> _Dataset records_
______________________________

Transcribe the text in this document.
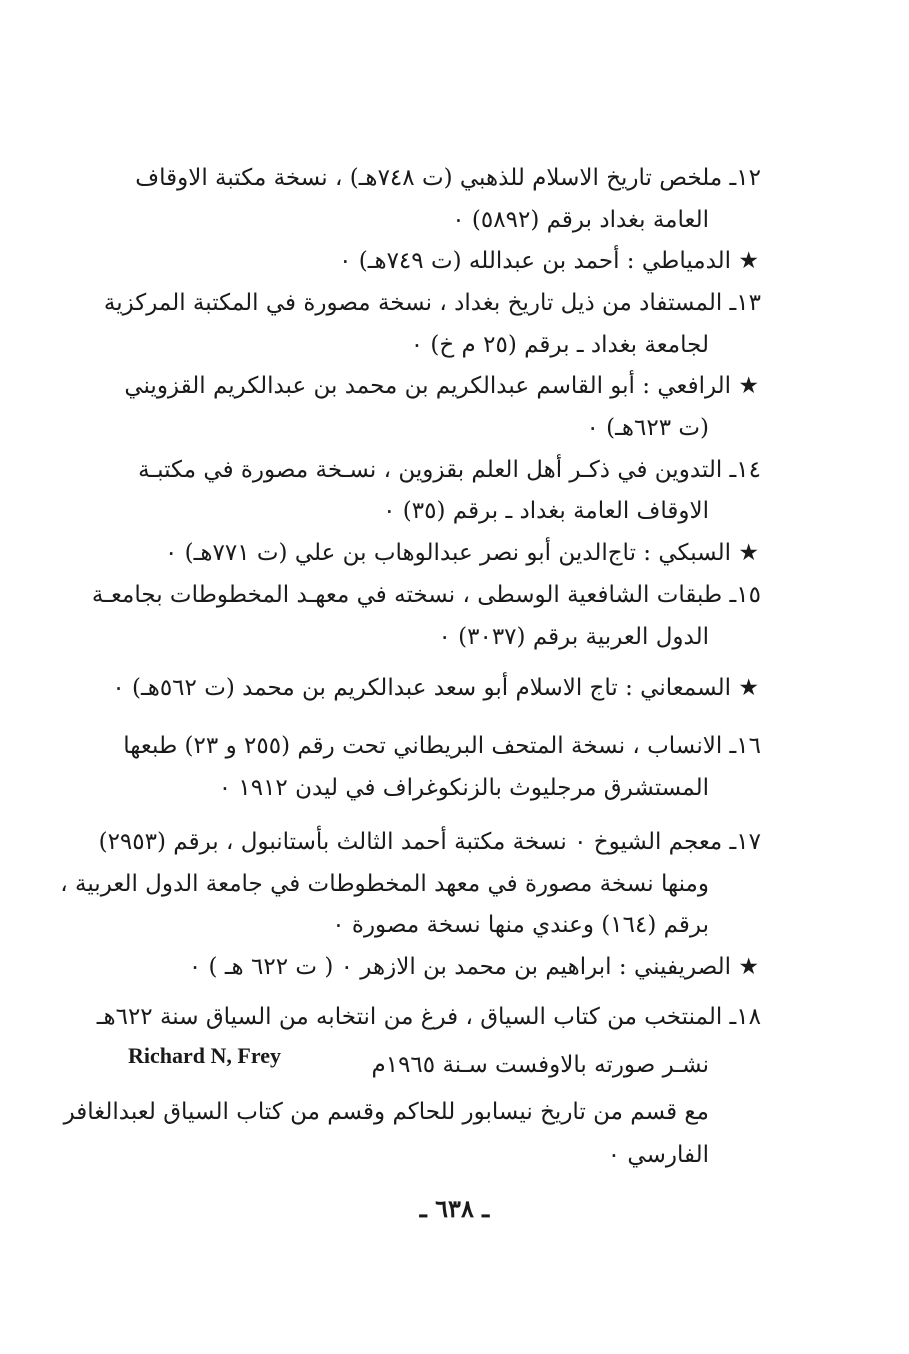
١٢ـ ملخص تاريخ الاسلام للذهبي (ت ٧٤٨هـ) ، نسخة مكتبة الاوقاف
العامة بغداد برقم (٥٨٩٢) ٠
★ الدمياطي : أحمد بن عبدالله (ت ٧٤٩هـ) ٠
١٣ـ المستفاد من ذيل تاريخ بغداد ، نسخة مصورة في المكتبة المركزية
لجامعة بغداد ـ برقم (٢٥ م خ) ٠
★ الرافعي : أبو القاسم عبدالكريم بن محمد بن عبدالكريم القزويني
(ت ٦٢٣هـ) ٠
١٤ـ التدوين في ذكـر أهل العلم بقزوين ، نسـخة مصورة في مكتبـة
الاوقاف العامة بغداد ـ برقم (٣٥) ٠
★ السبكي : تاج‌الدين أبو نصر عبدالوهاب بن علي (ت ٧٧١هـ) ٠
١٥ـ طبقات الشافعية الوسطى ، نسخته في معهـد المخطوطات بجامعـة
الدول العربية برقم (٣٠٣٧) ٠
★ السمعاني : تاج الاسلام أبو سعد عبدالكريم بن محمد (ت ٥٦٢هـ) ٠
١٦ـ الانساب ، نسخة المتحف البريطاني تحت رقم (٢٥٥ و ٢٣) طبعها
المستشرق مرجليوث بالزنكوغراف في ليدن ١٩١٢ ٠
١٧ـ معجم الشيوخ ٠ نسخة مكتبة أحمد الثالث بأستانبول ، برقم (٢٩٥٣)
ومنها نسخة مصورة في معهد المخطوطات في جامعة الدول العربية ،
برقم (١٦٤) وعندي منها نسخة مصورة ٠
★ الصريفيني : ابراهيم بن محمد بن الازهر ٠ ( ت ٦٢٢ هـ ) ٠
١٨ـ المنتخب من كتاب السياق ، فرغ من انتخابه من السياق سنة ٦٢٢هـ
Richard N, Frey	نشـر صورته بالاوفست سـنة ١٩٦٥م
مع قسم من تاريخ نيسابور للحاكم وقسم من كتاب السياق لعبدالغافر
الفارسي ٠
ـ ٦٣٨ ـ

______________________________

> _Directive_
Extract every line of the records above that contains the word "الاوقاف".

> _Solution to the exercise_
١٢ـ ملخص تاريخ الاسلام للذهبي (ت ٧٤٨هـ) ، نسخة مكتبة الاوقاف
الاوقاف العامة بغداد ـ برقم (٣٥) ٠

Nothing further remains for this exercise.